[Begin]
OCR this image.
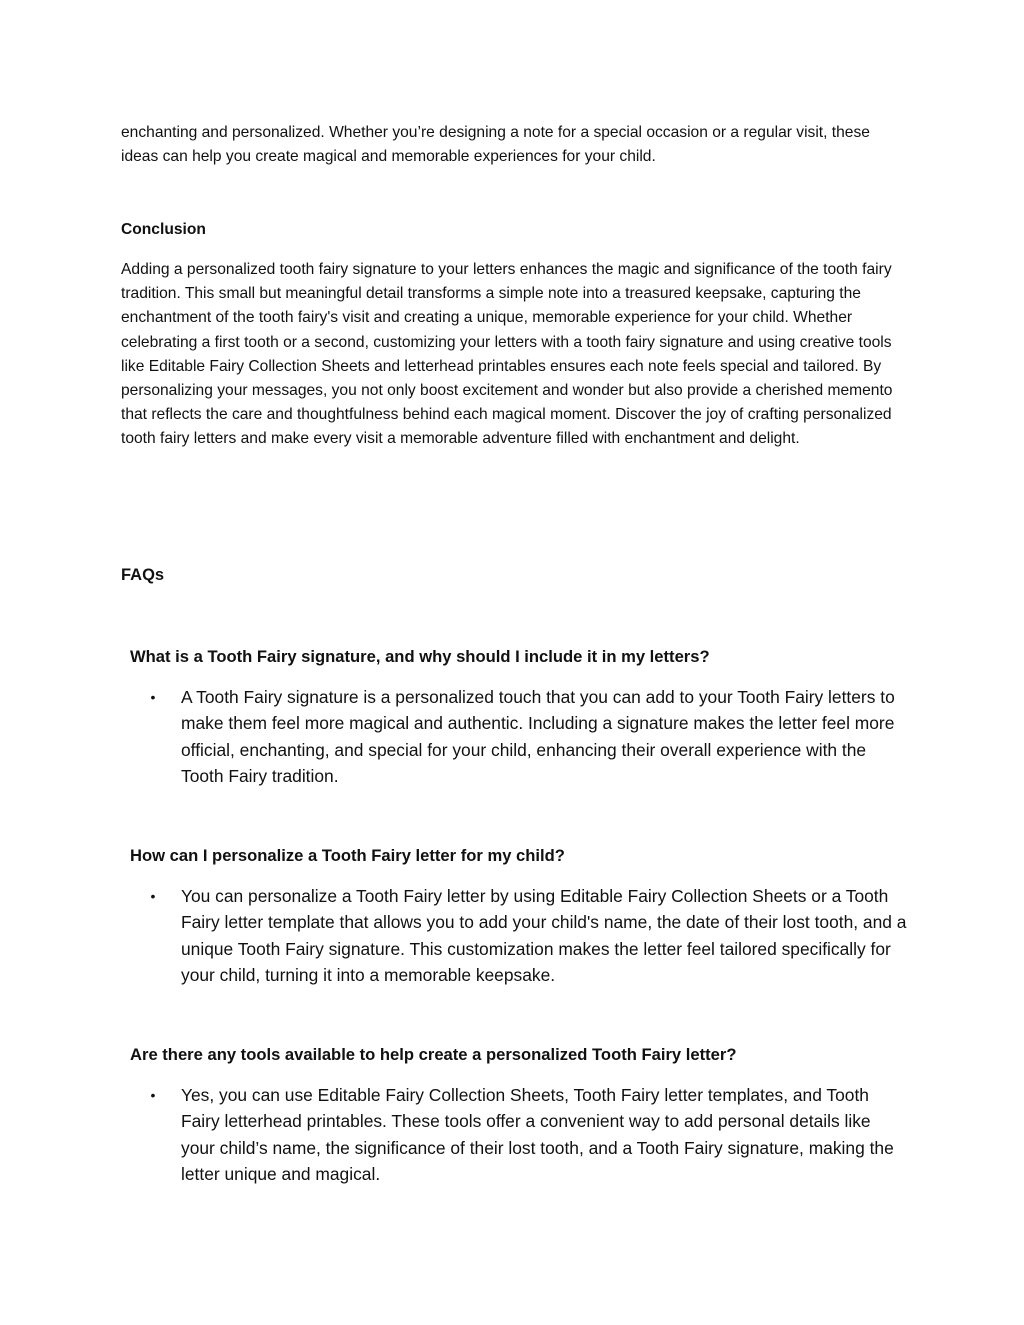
enchanting and personalized. Whether you’re designing a note for a special occasion or a regular visit, these ideas can help you create magical and memorable experiences for your child.

Conclusion

Adding a personalized tooth fairy signature to your letters enhances the magic and significance of the tooth fairy tradition. This small but meaningful detail transforms a simple note into a treasured keepsake, capturing the enchantment of the tooth fairy's visit and creating a unique, memorable experience for your child. Whether celebrating a first tooth or a second, customizing your letters with a tooth fairy signature and using creative tools like Editable Fairy Collection Sheets and letterhead printables ensures each note feels special and tailored. By personalizing your messages, you not only boost excitement and wonder but also provide a cherished memento that reflects the care and thoughtfulness behind each magical moment. Discover the joy of crafting personalized tooth fairy letters and make every visit a memorable adventure filled with enchantment and delight.

FAQs
What is a Tooth Fairy signature, and why should I include it in my letters?
• A Tooth Fairy signature is a personalized touch that you can add to your Tooth Fairy letters to make them feel more magical and authentic. Including a signature makes the letter feel more official, enchanting, and special for your child, enhancing their overall experience with the Tooth Fairy tradition.
How can I personalize a Tooth Fairy letter for my child?
• You can personalize a Tooth Fairy letter by using Editable Fairy Collection Sheets or a Tooth Fairy letter template that allows you to add your child's name, the date of their lost tooth, and a unique Tooth Fairy signature. This customization makes the letter feel tailored specifically for your child, turning it into a memorable keepsake.
Are there any tools available to help create a personalized Tooth Fairy letter?
• Yes, you can use Editable Fairy Collection Sheets, Tooth Fairy letter templates, and Tooth Fairy letterhead printables. These tools offer a convenient way to add personal details like your child’s name, the significance of their lost tooth, and a Tooth Fairy signature, making the letter unique and magical.
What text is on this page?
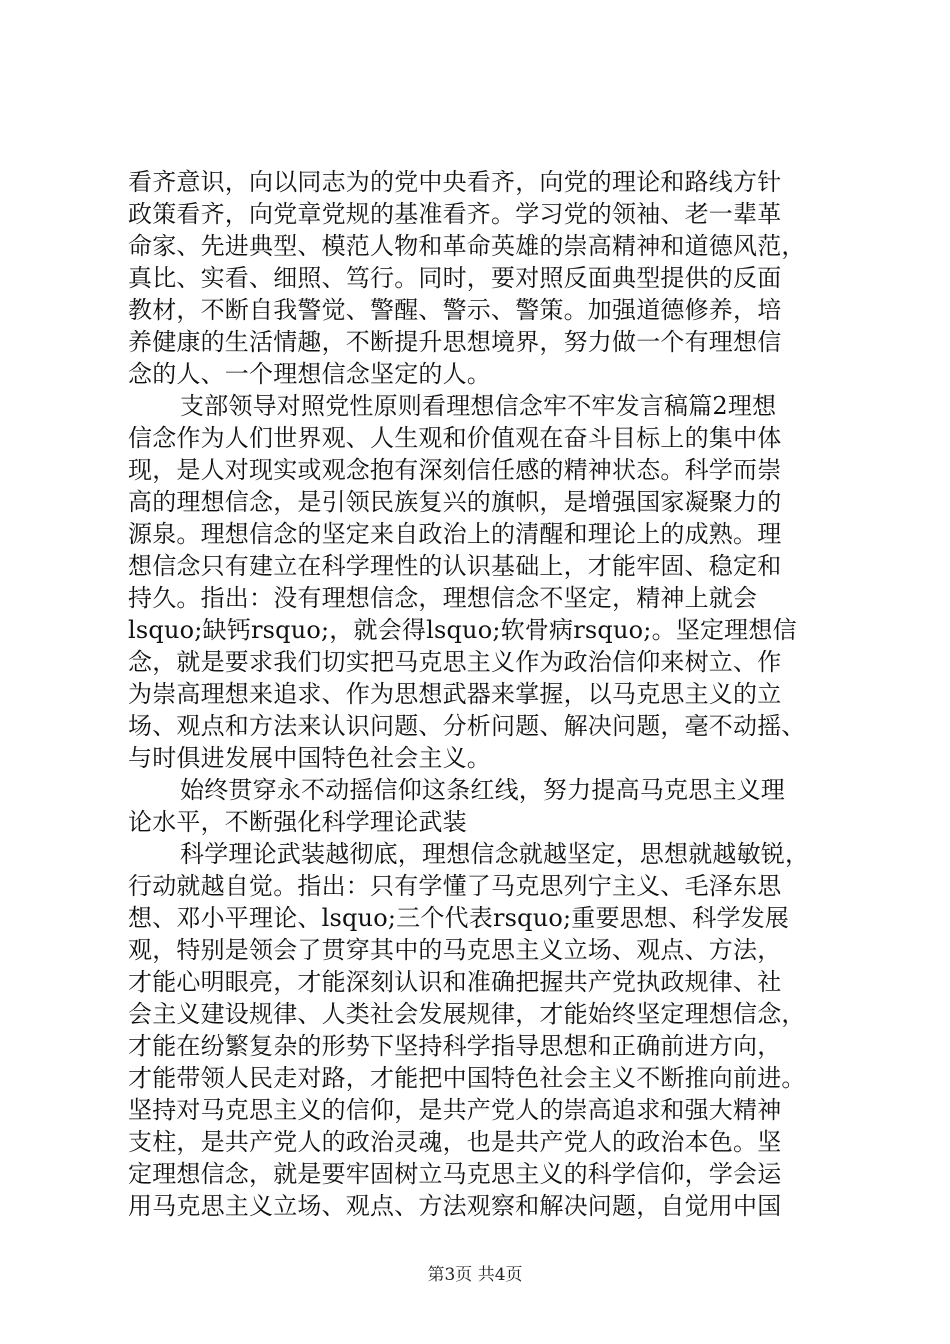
看齐意识，向以同志为的党中央看齐，向党的理论和路线方针
政策看齐，向党章党规的基准看齐。学习党的领袖、老一辈革
命家、先进典型、模范人物和革命英雄的崇高精神和道德风范，
真比、实看、细照、笃行。同时，要对照反面典型提供的反面
教材，不断自我警觉、警醒、警示、警策。加强道德修养，培
养健康的生活情趣，不断提升思想境界，努力做一个有理想信
念的人、一个理想信念坚定的人。
支部领导对照党性原则看理想信念牢不牢发言稿篇2理想
信念作为人们世界观、人生观和价值观在奋斗目标上的集中体
现，是人对现实或观念抱有深刻信任感的精神状态。科学而崇
高的理想信念，是引领民族复兴的旗帜，是增强国家凝聚力的
源泉。理想信念的坚定来自政治上的清醒和理论上的成熟。理
想信念只有建立在科学理性的认识基础上，才能牢固、稳定和
持久。指出：没有理想信念，理想信念不坚定，精神上就会
lsquo;缺钙rsquo;，就会得lsquo;软骨病rsquo;。坚定理想信
念，就是要求我们切实把马克思主义作为政治信仰来树立、作
为崇高理想来追求、作为思想武器来掌握，以马克思主义的立
场、观点和方法来认识问题、分析问题、解决问题，毫不动摇、
与时俱进发展中国特色社会主义。
始终贯穿永不动摇信仰这条红线，努力提高马克思主义理
论水平，不断强化科学理论武装
科学理论武装越彻底，理想信念就越坚定，思想就越敏锐，
行动就越自觉。指出：只有学懂了马克思列宁主义、毛泽东思
想、邓小平理论、lsquo;三个代表rsquo;重要思想、科学发展
观，特别是领会了贯穿其中的马克思主义立场、观点、方法，
才能心明眼亮，才能深刻认识和准确把握共产党执政规律、社
会主义建设规律、人类社会发展规律，才能始终坚定理想信念，
才能在纷繁复杂的形势下坚持科学指导思想和正确前进方向，
才能带领人民走对路，才能把中国特色社会主义不断推向前进。
坚持对马克思主义的信仰，是共产党人的崇高追求和强大精神
支柱，是共产党人的政治灵魂，也是共产党人的政治本色。坚
定理想信念，就是要牢固树立马克思主义的科学信仰，学会运
用马克思主义立场、观点、方法观察和解决问题，自觉用中国
第3页 共4页
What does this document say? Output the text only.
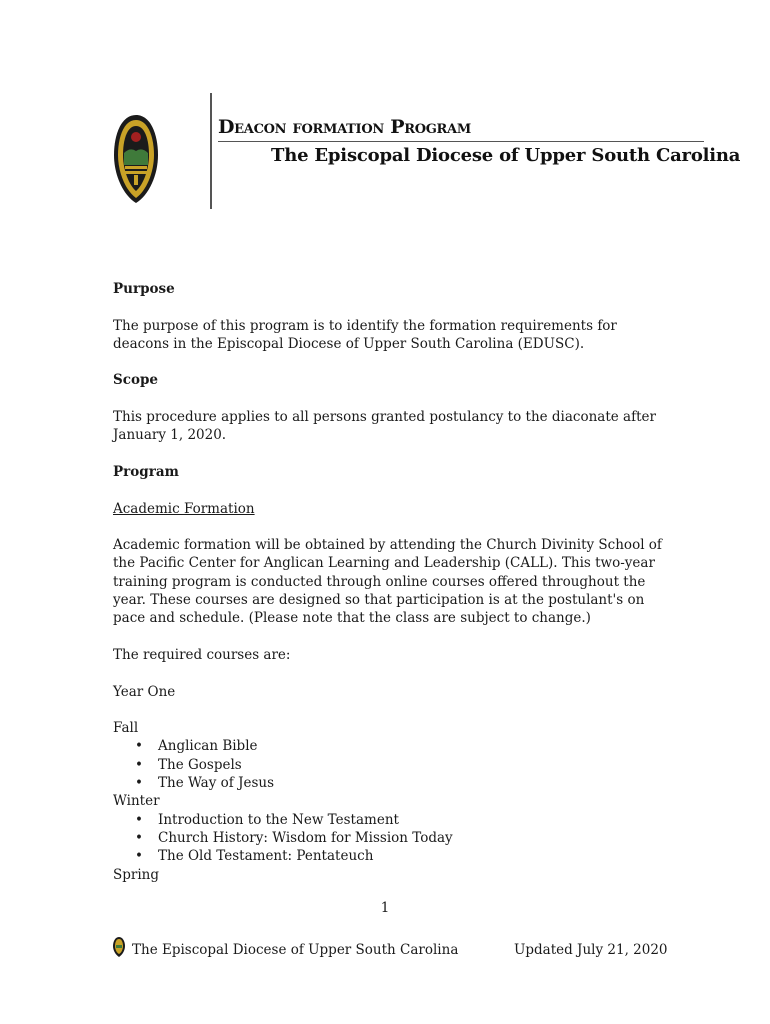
Deacon formation Program
The Episcopal Diocese of Upper South Carolina

Purpose

The purpose of this program is to identify the formation requirements for deacons in the Episcopal Diocese of Upper South Carolina (EDUSC).

Scope

This procedure applies to all persons granted postulancy to the diaconate after January 1, 2020.

Program

Academic Formation

Academic formation will be obtained by attending the Church Divinity School of the Pacific Center for Anglican Learning and Leadership (CALL). This two-year training program is conducted through online courses offered throughout the year. These courses are designed so that participation is at the postulant's on pace and schedule. (Please note that the class are subject to change.)

The required courses are:

Year One

Fall

• Anglican Bible
• The Gospels
• The Way of Jesus

Winter

• Introduction to the New Testament
• Church History: Wisdom for Mission Today
• The Old Testament: Pentateuch

Spring

1
The Episcopal Diocese of Upper South Carolina	Updated July 21, 2020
[End]
◆ **Problem statement**
Without the pictures, transcribe the listing above exactly.

◆ **Correct answer**
OCR this image.
enchanting and personalized. Whether you’re designing a note for a special occasion or a regular visit, these ideas can help you create magical and memorable experiences for your child.

Conclusion

Adding a personalized tooth fairy signature to your letters enhances the magic and significance of the tooth fairy tradition. This small but meaningful detail transforms a simple note into a treasured keepsake, capturing the enchantment of the tooth fairy's visit and creating a unique, memorable experience for your child. Whether celebrating a first tooth or a second, customizing your letters with a tooth fairy signature and using creative tools like Editable Fairy Collection Sheets and letterhead printables ensures each note feels special and tailored. By personalizing your messages, you not only boost excitement and wonder but also provide a cherished memento that reflects the care and thoughtfulness behind each magical moment. Discover the joy of crafting personalized tooth fairy letters and make every visit a memorable adventure filled with enchantment and delight.

FAQs
What is a Tooth Fairy signature, and why should I include it in my letters?
• A Tooth Fairy signature is a personalized touch that you can add to your Tooth Fairy letters to make them feel more magical and authentic. Including a signature makes the letter feel more official, enchanting, and special for your child, enhancing their overall experience with the Tooth Fairy tradition.
How can I personalize a Tooth Fairy letter for my child?
• You can personalize a Tooth Fairy letter by using Editable Fairy Collection Sheets or a Tooth Fairy letter template that allows you to add your child's name, the date of their lost tooth, and a unique Tooth Fairy signature. This customization makes the letter feel tailored specifically for your child, turning it into a memorable keepsake.
Are there any tools available to help create a personalized Tooth Fairy letter?
• Yes, you can use Editable Fairy Collection Sheets, Tooth Fairy letter templates, and Tooth Fairy letterhead printables. These tools offer a convenient way to add personal details like your child’s name, the significance of their lost tooth, and a Tooth Fairy signature, making the letter unique and magical.
What text is on this page?
看齐意识，向以同志为的党中央看齐，向党的理论和路线方针
政策看齐，向党章党规的基准看齐。学习党的领袖、老一辈革
命家、先进典型、模范人物和革命英雄的崇高精神和道德风范，
真比、实看、细照、笃行。同时，要对照反面典型提供的反面
教材，不断自我警觉、警醒、警示、警策。加强道德修养，培
养健康的生活情趣，不断提升思想境界，努力做一个有理想信
念的人、一个理想信念坚定的人。
支部领导对照党性原则看理想信念牢不牢发言稿篇2理想
信念作为人们世界观、人生观和价值观在奋斗目标上的集中体
现，是人对现实或观念抱有深刻信任感的精神状态。科学而崇
高的理想信念，是引领民族复兴的旗帜，是增强国家凝聚力的
源泉。理想信念的坚定来自政治上的清醒和理论上的成熟。理
想信念只有建立在科学理性的认识基础上，才能牢固、稳定和
持久。指出：没有理想信念，理想信念不坚定，精神上就会
lsquo;缺钙rsquo;，就会得lsquo;软骨病rsquo;。坚定理想信
念，就是要求我们切实把马克思主义作为政治信仰来树立、作
为崇高理想来追求、作为思想武器来掌握，以马克思主义的立
场、观点和方法来认识问题、分析问题、解决问题，毫不动摇、
与时俱进发展中国特色社会主义。
始终贯穿永不动摇信仰这条红线，努力提高马克思主义理
论水平，不断强化科学理论武装
科学理论武装越彻底，理想信念就越坚定，思想就越敏锐，
行动就越自觉。指出：只有学懂了马克思列宁主义、毛泽东思
想、邓小平理论、lsquo;三个代表rsquo;重要思想、科学发展
观，特别是领会了贯穿其中的马克思主义立场、观点、方法，
才能心明眼亮，才能深刻认识和准确把握共产党执政规律、社
会主义建设规律、人类社会发展规律，才能始终坚定理想信念，
才能在纷繁复杂的形势下坚持科学指导思想和正确前进方向，
才能带领人民走对路，才能把中国特色社会主义不断推向前进。
坚持对马克思主义的信仰，是共产党人的崇高追求和强大精神
支柱，是共产党人的政治灵魂，也是共产党人的政治本色。坚
定理想信念，就是要牢固树立马克思主义的科学信仰，学会运
用马克思主义立场、观点、方法观察和解决问题，自觉用中国
第3页 共4页
What does this document say? Output the text only.
Deacon formation Program
The Episcopal Diocese of Upper South Carolina

Purpose

The purpose of this program is to identify the formation requirements for deacons in the Episcopal Diocese of Upper South Carolina (EDUSC).

Scope

This procedure applies to all persons granted postulancy to the diaconate after January 1, 2020.

Program

Academic Formation

Academic formation will be obtained by attending the Church Divinity School of the Pacific Center for Anglican Learning and Leadership (CALL). This two-year training program is conducted through online courses offered throughout the year. These courses are designed so that participation is at the postulant's on pace and schedule. (Please note that the class are subject to change.)

The required courses are:

Year One

Fall

• Anglican Bible
• The Gospels
• The Way of Jesus

Winter

• Introduction to the New Testament
• Church History: Wisdom for Mission Today
• The Old Testament: Pentateuch

Spring

1
The Episcopal Diocese of Upper South Carolina	Updated July 21, 2020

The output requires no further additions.